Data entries
★ ★ ★ ★ ★ ★ ★

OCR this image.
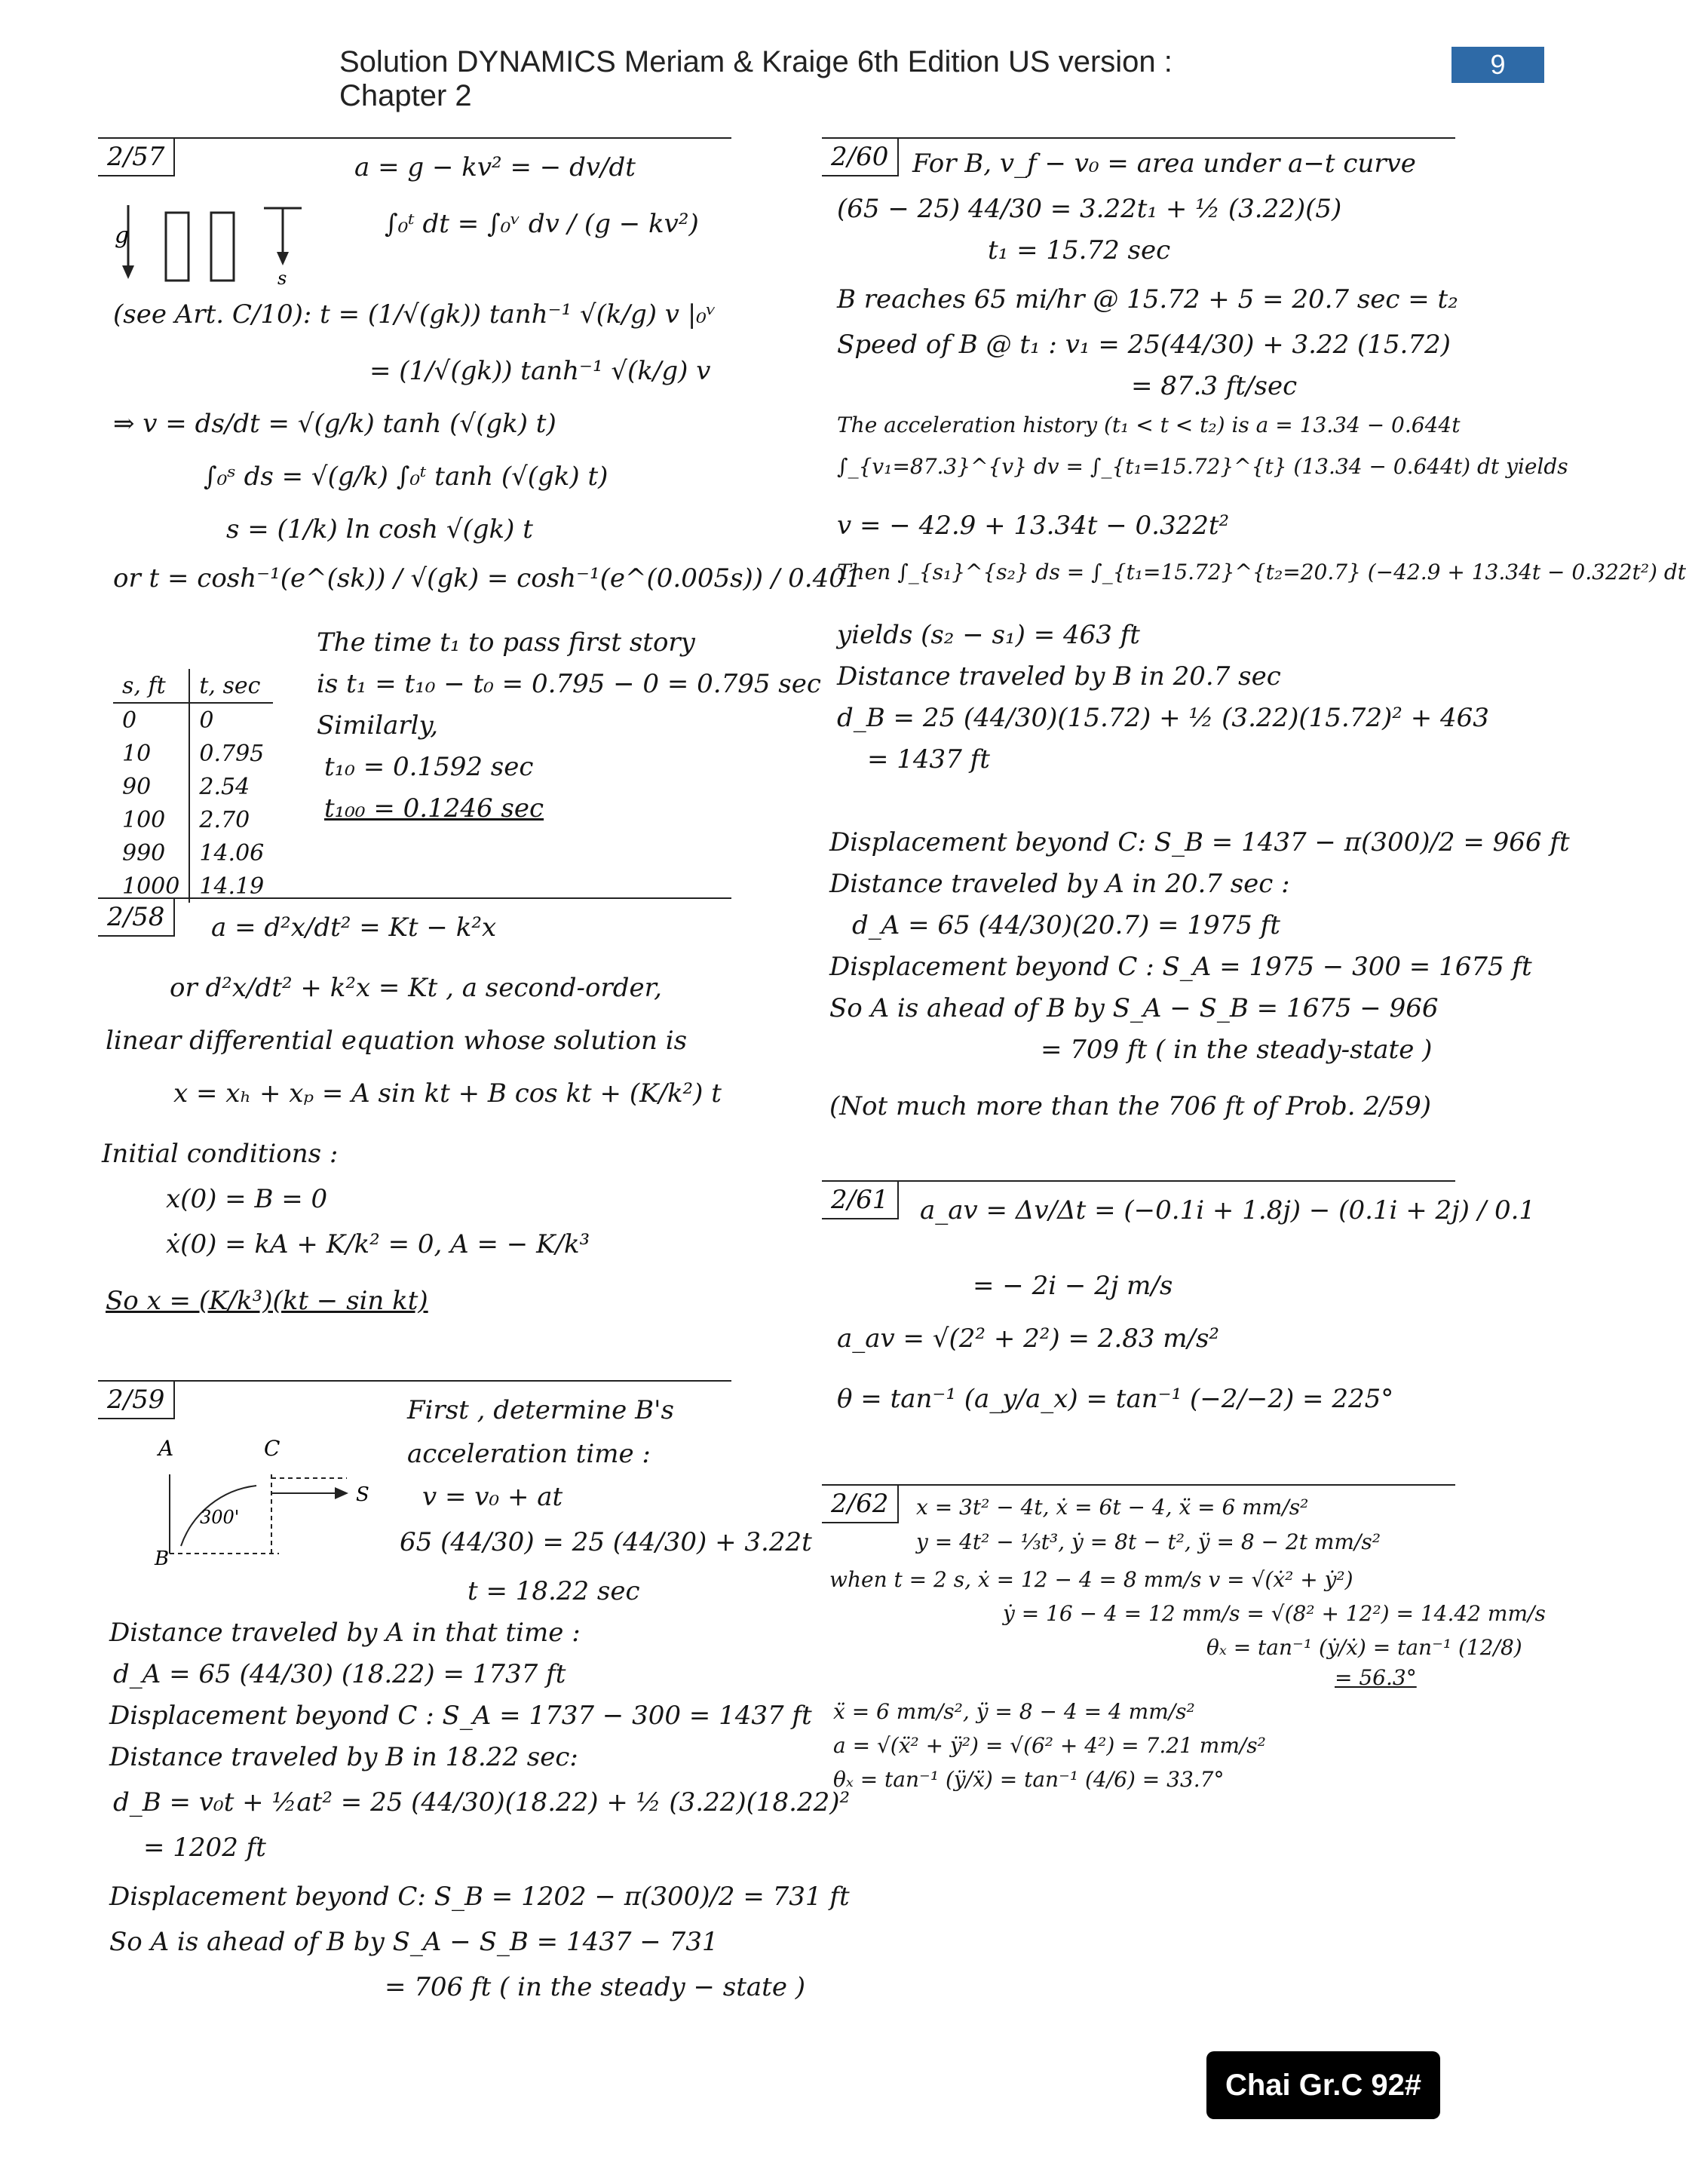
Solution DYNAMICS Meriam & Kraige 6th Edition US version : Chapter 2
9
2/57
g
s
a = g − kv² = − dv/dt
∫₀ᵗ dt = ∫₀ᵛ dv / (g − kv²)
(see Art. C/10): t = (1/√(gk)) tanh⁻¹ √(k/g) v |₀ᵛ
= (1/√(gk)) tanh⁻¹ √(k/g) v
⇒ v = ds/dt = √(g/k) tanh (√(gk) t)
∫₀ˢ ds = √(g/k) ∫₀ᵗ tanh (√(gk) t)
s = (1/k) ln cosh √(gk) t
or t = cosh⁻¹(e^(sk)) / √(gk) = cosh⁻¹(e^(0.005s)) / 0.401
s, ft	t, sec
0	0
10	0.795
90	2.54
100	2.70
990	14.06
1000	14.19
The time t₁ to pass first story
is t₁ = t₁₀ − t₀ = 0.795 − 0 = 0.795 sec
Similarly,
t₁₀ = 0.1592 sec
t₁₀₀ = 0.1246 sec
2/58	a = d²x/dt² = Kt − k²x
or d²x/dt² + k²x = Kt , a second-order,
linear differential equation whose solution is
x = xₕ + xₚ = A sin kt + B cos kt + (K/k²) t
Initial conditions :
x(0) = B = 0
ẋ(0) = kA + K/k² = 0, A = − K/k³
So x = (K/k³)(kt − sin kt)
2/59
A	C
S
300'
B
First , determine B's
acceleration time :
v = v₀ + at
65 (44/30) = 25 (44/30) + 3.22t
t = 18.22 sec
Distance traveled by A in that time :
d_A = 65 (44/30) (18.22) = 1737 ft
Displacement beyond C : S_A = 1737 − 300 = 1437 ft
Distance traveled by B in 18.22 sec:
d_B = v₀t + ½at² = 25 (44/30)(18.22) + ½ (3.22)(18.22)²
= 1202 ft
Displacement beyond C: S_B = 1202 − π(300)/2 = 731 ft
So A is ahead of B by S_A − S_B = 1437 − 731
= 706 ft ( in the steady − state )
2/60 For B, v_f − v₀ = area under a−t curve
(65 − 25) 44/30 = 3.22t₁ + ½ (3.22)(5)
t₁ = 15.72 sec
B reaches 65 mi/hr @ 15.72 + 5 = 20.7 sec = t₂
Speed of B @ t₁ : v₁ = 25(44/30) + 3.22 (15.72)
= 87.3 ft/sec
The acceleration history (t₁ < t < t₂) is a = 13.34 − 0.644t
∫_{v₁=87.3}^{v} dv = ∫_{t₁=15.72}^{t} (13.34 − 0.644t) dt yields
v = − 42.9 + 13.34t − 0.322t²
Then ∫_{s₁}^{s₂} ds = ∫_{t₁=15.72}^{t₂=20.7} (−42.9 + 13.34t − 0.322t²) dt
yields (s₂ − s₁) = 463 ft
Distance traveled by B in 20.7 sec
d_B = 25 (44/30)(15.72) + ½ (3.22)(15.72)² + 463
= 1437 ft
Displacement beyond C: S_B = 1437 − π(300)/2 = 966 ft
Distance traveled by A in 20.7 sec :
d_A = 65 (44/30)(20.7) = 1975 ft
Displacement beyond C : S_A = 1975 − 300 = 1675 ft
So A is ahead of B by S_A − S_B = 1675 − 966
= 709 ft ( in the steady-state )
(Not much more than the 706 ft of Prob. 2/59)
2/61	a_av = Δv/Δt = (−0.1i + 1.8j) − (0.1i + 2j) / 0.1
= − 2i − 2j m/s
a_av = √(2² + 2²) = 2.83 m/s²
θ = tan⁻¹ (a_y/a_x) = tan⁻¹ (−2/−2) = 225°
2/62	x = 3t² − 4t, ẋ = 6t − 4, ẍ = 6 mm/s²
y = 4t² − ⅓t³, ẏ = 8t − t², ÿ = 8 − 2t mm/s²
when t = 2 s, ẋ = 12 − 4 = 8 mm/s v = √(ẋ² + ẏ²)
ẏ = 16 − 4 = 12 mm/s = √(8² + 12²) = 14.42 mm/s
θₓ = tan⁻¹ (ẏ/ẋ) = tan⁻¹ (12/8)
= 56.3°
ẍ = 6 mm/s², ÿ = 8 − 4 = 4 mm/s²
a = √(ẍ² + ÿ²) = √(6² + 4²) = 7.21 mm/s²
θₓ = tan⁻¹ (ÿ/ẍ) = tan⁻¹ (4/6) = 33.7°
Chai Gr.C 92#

★ ★ ★ ★ ★ ★ ★

=== The task ===
Send back the data above word for word, with the pictures left out.

=== Result ===
OCR this image.
Solution DYNAMICS Meriam & Kraige 6th Edition US version : Chapter 2
9
2/57
g
s
a = g − kv² = − dv/dt
∫₀ᵗ dt = ∫₀ᵛ dv / (g − kv²)
(see Art. C/10): t = (1/√(gk)) tanh⁻¹ √(k/g) v |₀ᵛ
= (1/√(gk)) tanh⁻¹ √(k/g) v
⇒ v = ds/dt = √(g/k) tanh (√(gk) t)
∫₀ˢ ds = √(g/k) ∫₀ᵗ tanh (√(gk) t)
s = (1/k) ln cosh √(gk) t
or t = cosh⁻¹(e^(sk)) / √(gk) = cosh⁻¹(e^(0.005s)) / 0.401
s, ft	t, sec
0	0
10	0.795
90	2.54
100	2.70
990	14.06
1000	14.19
The time t₁ to pass first story
is t₁ = t₁₀ − t₀ = 0.795 − 0 = 0.795 sec
Similarly,
t₁₀ = 0.1592 sec
t₁₀₀ = 0.1246 sec
2/58	a = d²x/dt² = Kt − k²x
or d²x/dt² + k²x = Kt , a second-order,
linear differential equation whose solution is
x = xₕ + xₚ = A sin kt + B cos kt + (K/k²) t
Initial conditions :
x(0) = B = 0
ẋ(0) = kA + K/k² = 0, A = − K/k³
So x = (K/k³)(kt − sin kt)
2/59
A	C
S
300'
B
First , determine B's
acceleration time :
v = v₀ + at
65 (44/30) = 25 (44/30) + 3.22t
t = 18.22 sec
Distance traveled by A in that time :
d_A = 65 (44/30) (18.22) = 1737 ft
Displacement beyond C : S_A = 1737 − 300 = 1437 ft
Distance traveled by B in 18.22 sec:
d_B = v₀t + ½at² = 25 (44/30)(18.22) + ½ (3.22)(18.22)²
= 1202 ft
Displacement beyond C: S_B = 1202 − π(300)/2 = 731 ft
So A is ahead of B by S_A − S_B = 1437 − 731
= 706 ft ( in the steady − state )
2/60 For B, v_f − v₀ = area under a−t curve
(65 − 25) 44/30 = 3.22t₁ + ½ (3.22)(5)
t₁ = 15.72 sec
B reaches 65 mi/hr @ 15.72 + 5 = 20.7 sec = t₂
Speed of B @ t₁ : v₁ = 25(44/30) + 3.22 (15.72)
= 87.3 ft/sec
The acceleration history (t₁ < t < t₂) is a = 13.34 − 0.644t
∫_{v₁=87.3}^{v} dv = ∫_{t₁=15.72}^{t} (13.34 − 0.644t) dt yields
v = − 42.9 + 13.34t − 0.322t²
Then ∫_{s₁}^{s₂} ds = ∫_{t₁=15.72}^{t₂=20.7} (−42.9 + 13.34t − 0.322t²) dt
yields (s₂ − s₁) = 463 ft
Distance traveled by B in 20.7 sec
d_B = 25 (44/30)(15.72) + ½ (3.22)(15.72)² + 463
= 1437 ft
Displacement beyond C: S_B = 1437 − π(300)/2 = 966 ft
Distance traveled by A in 20.7 sec :
d_A = 65 (44/30)(20.7) = 1975 ft
Displacement beyond C : S_A = 1975 − 300 = 1675 ft
So A is ahead of B by S_A − S_B = 1675 − 966
= 709 ft ( in the steady-state )
(Not much more than the 706 ft of Prob. 2/59)
2/61	a_av = Δv/Δt = (−0.1i + 1.8j) − (0.1i + 2j) / 0.1
= − 2i − 2j m/s
a_av = √(2² + 2²) = 2.83 m/s²
θ = tan⁻¹ (a_y/a_x) = tan⁻¹ (−2/−2) = 225°
2/62	x = 3t² − 4t, ẋ = 6t − 4, ẍ = 6 mm/s²
y = 4t² − ⅓t³, ẏ = 8t − t², ÿ = 8 − 2t mm/s²
when t = 2 s, ẋ = 12 − 4 = 8 mm/s v = √(ẋ² + ẏ²)
ẏ = 16 − 4 = 12 mm/s = √(8² + 12²) = 14.42 mm/s
θₓ = tan⁻¹ (ẏ/ẋ) = tan⁻¹ (12/8)
= 56.3°
ẍ = 6 mm/s², ÿ = 8 − 4 = 4 mm/s²
a = √(ẍ² + ÿ²) = √(6² + 4²) = 7.21 mm/s²
θₓ = tan⁻¹ (ÿ/ẍ) = tan⁻¹ (4/6) = 33.7°
Chai Gr.C 92#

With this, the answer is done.